Instructions to follow. Return only the number of lines in the material below holding the string "protein".

╭──

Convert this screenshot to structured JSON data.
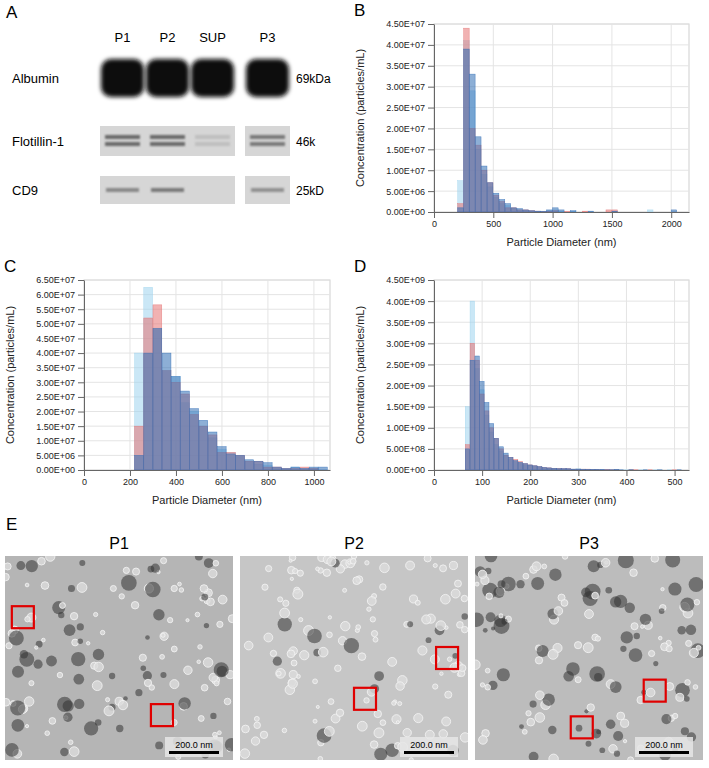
{
  "blot": {
    "panel": "A",
    "lanes": [
      "P1",
      "P2",
      "SUP",
      "P3"
    ],
    "rows": [
      {
        "protein": "Albumin",
        "size": "69kDa",
        "intensity": [
          1,
          1,
          1,
          1
        ]
      },
      {
        "protein": "Flotillin-1",
        "size": "46k",
        "intensity": [
          0.7,
          0.7,
          0.15,
          0.6
        ]
      },
      {
        "protein": "CD9",
        "size": "25kD",
        "intensity": [
          0.5,
          0.6,
          0,
          0.45
        ]
      }
    ]
  },
  "chart_data": [
    {
      "type": "histogram",
      "panel": "B",
      "xlabel": "Particle Diameter (nm)",
      "ylabel": "Concentration (particles/mL)",
      "grid": true,
      "xlim": [
        0,
        2150
      ],
      "xticks": [
        0,
        500,
        1000,
        1500,
        2000
      ],
      "ylim": [
        0,
        45000000.0
      ],
      "yticks": [
        {
          "value": 0,
          "label": "0.00E+00"
        },
        {
          "value": 5000000.0,
          "label": "5.00E+06"
        },
        {
          "value": 10000000.0,
          "label": "1.00E+07"
        },
        {
          "value": 15000000.0,
          "label": "1.50E+07"
        },
        {
          "value": 20000000.0,
          "label": "2.00E+07"
        },
        {
          "value": 25000000.0,
          "label": "2.50E+07"
        },
        {
          "value": 30000000.0,
          "label": "3.00E+07"
        },
        {
          "value": 35000000.0,
          "label": "3.50E+07"
        },
        {
          "value": 40000000.0,
          "label": "4.00E+07"
        },
        {
          "value": 45000000.0,
          "label": "4.50E+07"
        }
      ],
      "bins": [
        200,
        250,
        300,
        350,
        400,
        450,
        500,
        550,
        600,
        650,
        700,
        750,
        800,
        850,
        900,
        950,
        1000,
        1050,
        1100,
        1150,
        1200,
        1250,
        1300,
        1350,
        1400,
        1450,
        1500,
        1550,
        1600,
        1650,
        1700,
        1750,
        1800,
        1850,
        1900,
        1950,
        2000,
        2050,
        2100
      ],
      "series": [
        {
          "color": "#9fd3ee",
          "values": [
            7500000.0,
            41000000.0,
            29000000.0,
            15000000.0,
            9000000.0,
            6000000.0,
            3500000.0,
            2000000.0,
            1500000.0,
            800000.0,
            500000.0,
            300000.0,
            200000.0,
            100000.0,
            200000.0,
            300000.0,
            500000.0,
            100000.0,
            0,
            200000.0,
            0,
            0,
            0,
            0,
            0,
            0,
            0,
            0,
            0,
            0,
            0,
            0,
            500000.0,
            0,
            0,
            0,
            0,
            0
          ]
        },
        {
          "color": "#e57373",
          "values": [
            2000000.0,
            44000000.0,
            20000000.0,
            16000000.0,
            10000000.0,
            7000000.0,
            4000000.0,
            2500000.0,
            1000000.0,
            1000000.0,
            500000.0,
            500000.0,
            300000.0,
            200000.0,
            100000.0,
            200000.0,
            300000.0,
            0,
            100000.0,
            0,
            0,
            200000.0,
            0,
            0,
            0,
            500000.0,
            500000.0,
            0,
            0,
            0,
            0,
            0,
            0,
            0,
            0,
            0,
            0,
            0
          ]
        },
        {
          "color": "#2f6db5",
          "values": [
            1000000.0,
            39000000.0,
            33000000.0,
            18000000.0,
            11000000.0,
            7000000.0,
            4500000.0,
            3000000.0,
            2000000.0,
            1000000.0,
            800000.0,
            500000.0,
            300000.0,
            200000.0,
            100000.0,
            500000.0,
            1000000.0,
            500000.0,
            0,
            300000.0,
            0,
            0,
            200000.0,
            0,
            0,
            0,
            200000.0,
            0,
            0,
            0,
            0,
            0,
            0,
            0,
            0,
            0,
            500000.0,
            0
          ]
        }
      ]
    },
    {
      "type": "histogram",
      "panel": "C",
      "xlabel": "Particle Diameter (nm)",
      "ylabel": "Concentration (particles/mL)",
      "grid": true,
      "xlim": [
        0,
        1070
      ],
      "xticks": [
        0,
        200,
        400,
        600,
        800,
        1000
      ],
      "ylim": [
        0,
        65000000.0
      ],
      "yticks": [
        {
          "value": 0,
          "label": "0.00E+00"
        },
        {
          "value": 5000000.0,
          "label": "5.00E+06"
        },
        {
          "value": 10000000.0,
          "label": "1.00E+07"
        },
        {
          "value": 15000000.0,
          "label": "1.50E+07"
        },
        {
          "value": 20000000.0,
          "label": "2.00E+07"
        },
        {
          "value": 25000000.0,
          "label": "2.50E+07"
        },
        {
          "value": 30000000.0,
          "label": "3.00E+07"
        },
        {
          "value": 35000000.0,
          "label": "3.50E+07"
        },
        {
          "value": 40000000.0,
          "label": "4.00E+07"
        },
        {
          "value": 45000000.0,
          "label": "4.50E+07"
        },
        {
          "value": 50000000.0,
          "label": "5.00E+07"
        },
        {
          "value": 55000000.0,
          "label": "5.50E+07"
        },
        {
          "value": 60000000.0,
          "label": "6.00E+07"
        },
        {
          "value": 65000000.0,
          "label": "6.50E+07"
        }
      ],
      "bins": [
        220,
        260,
        300,
        340,
        380,
        420,
        460,
        500,
        540,
        580,
        620,
        660,
        700,
        740,
        780,
        820,
        860,
        900,
        940,
        980,
        1020,
        1060
      ],
      "series": [
        {
          "color": "#9fd3ee",
          "values": [
            40000000.0,
            62500000.0,
            48000000.0,
            34000000.0,
            32000000.0,
            23000000.0,
            20000000.0,
            15000000.0,
            11000000.0,
            7000000.0,
            6000000.0,
            5000000.0,
            3000000.0,
            2000000.0,
            1500000.0,
            500000.0,
            500000.0,
            1000000.0,
            500000.0,
            500000.0,
            0
          ]
        },
        {
          "color": "#e57373",
          "values": [
            15000000.0,
            52000000.0,
            56500000.0,
            34000000.0,
            30000000.0,
            26000000.0,
            19000000.0,
            15000000.0,
            12000000.0,
            6000000.0,
            6000000.0,
            5000000.0,
            3000000.0,
            3000000.0,
            1000000.0,
            1000000.0,
            500000.0,
            500000.0,
            1000000.0,
            500000.0,
            0
          ]
        },
        {
          "color": "#2f6db5",
          "values": [
            5000000.0,
            40000000.0,
            48500000.0,
            40000000.0,
            32000000.0,
            27000000.0,
            21000000.0,
            17000000.0,
            13000000.0,
            8000000.0,
            5500000.0,
            5000000.0,
            3500000.0,
            3000000.0,
            2500000.0,
            1000000.0,
            500000.0,
            1000000.0,
            500000.0,
            1000000.0,
            1000000.0
          ]
        }
      ]
    },
    {
      "type": "histogram",
      "panel": "D",
      "xlabel": "Particle Diameter (nm)",
      "ylabel": "Concentration (particles/mL)",
      "grid": true,
      "xlim": [
        0,
        530
      ],
      "xticks": [
        0,
        100,
        200,
        300,
        400,
        500
      ],
      "ylim": [
        0,
        4500000000.0
      ],
      "yticks": [
        {
          "value": 0,
          "label": "0.00E+00"
        },
        {
          "value": 500000000.0,
          "label": "5.00E+08"
        },
        {
          "value": 1000000000.0,
          "label": "1.00E+09"
        },
        {
          "value": 1500000000.0,
          "label": "1.50E+09"
        },
        {
          "value": 2000000000.0,
          "label": "2.00E+09"
        },
        {
          "value": 2500000000.0,
          "label": "2.50E+09"
        },
        {
          "value": 3000000000.0,
          "label": "3.00E+09"
        },
        {
          "value": 3500000000.0,
          "label": "3.50E+09"
        },
        {
          "value": 4000000000.0,
          "label": "4.00E+09"
        },
        {
          "value": 4500000000.0,
          "label": "4.50E+09"
        }
      ],
      "bins": [
        65,
        75,
        85,
        95,
        105,
        115,
        125,
        135,
        145,
        155,
        165,
        175,
        185,
        195,
        205,
        215,
        225,
        235,
        245,
        255,
        265,
        275,
        285,
        295,
        305,
        315,
        325,
        335,
        345,
        355,
        365,
        375,
        385,
        395,
        405,
        415,
        425,
        435,
        445,
        455,
        465,
        475,
        485,
        495,
        505,
        515,
        525
      ],
      "series": [
        {
          "color": "#9fd3ee",
          "values": [
            1500000000.0,
            4000000000.0,
            2400000000.0,
            1900000000.0,
            1300000000.0,
            900000000.0,
            600000000.0,
            450000000.0,
            350000000.0,
            250000000.0,
            200000000.0,
            150000000.0,
            120000000.0,
            100000000.0,
            80000000.0,
            60000000.0,
            50000000.0,
            40000000.0,
            40000000.0,
            30000000.0,
            30000000.0,
            20000000.0,
            20000000.0,
            30000000.0,
            20000000.0,
            10000000.0,
            10000000.0,
            10000000.0,
            10000000.0,
            5000000.0,
            10000000.0,
            5000000.0,
            0,
            5000000.0,
            10000000.0,
            0,
            5000000.0,
            0,
            0,
            5000000.0,
            0,
            0,
            5000000.0,
            0,
            0,
            0
          ]
        },
        {
          "color": "#e57373",
          "values": [
            600000000.0,
            3000000000.0,
            2600000000.0,
            1800000000.0,
            1400000000.0,
            1000000000.0,
            750000000.0,
            500000000.0,
            350000000.0,
            300000000.0,
            250000000.0,
            200000000.0,
            150000000.0,
            120000000.0,
            100000000.0,
            80000000.0,
            60000000.0,
            50000000.0,
            40000000.0,
            40000000.0,
            30000000.0,
            30000000.0,
            20000000.0,
            20000000.0,
            20000000.0,
            20000000.0,
            10000000.0,
            10000000.0,
            5000000.0,
            10000000.0,
            5000000.0,
            5000000.0,
            0,
            0,
            5000000.0,
            5000000.0,
            0,
            0,
            5000000.0,
            0,
            0,
            0,
            0,
            5000000.0,
            0,
            0
          ]
        },
        {
          "color": "#2f6db5",
          "values": [
            500000000.0,
            2600000000.0,
            2700000000.0,
            2100000000.0,
            1600000000.0,
            1100000000.0,
            750000000.0,
            550000000.0,
            400000000.0,
            300000000.0,
            220000000.0,
            180000000.0,
            150000000.0,
            120000000.0,
            100000000.0,
            80000000.0,
            60000000.0,
            50000000.0,
            40000000.0,
            30000000.0,
            30000000.0,
            30000000.0,
            20000000.0,
            20000000.0,
            10000000.0,
            10000000.0,
            10000000.0,
            10000000.0,
            10000000.0,
            5000000.0,
            5000000.0,
            10000000.0,
            5000000.0,
            0,
            5000000.0,
            0,
            0,
            5000000.0,
            0,
            0,
            5000000.0,
            0,
            0,
            0,
            5000000.0,
            0
          ]
        }
      ]
    }
  ],
  "micrographs": {
    "panel": "E",
    "images": [
      {
        "title": "P1",
        "scale_bar": "200.0 nm"
      },
      {
        "title": "P2",
        "scale_bar": "200.0 nm"
      },
      {
        "title": "P3",
        "scale_bar": "200.0 nm"
      }
    ]
  }
}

╰──

Result of the task. 3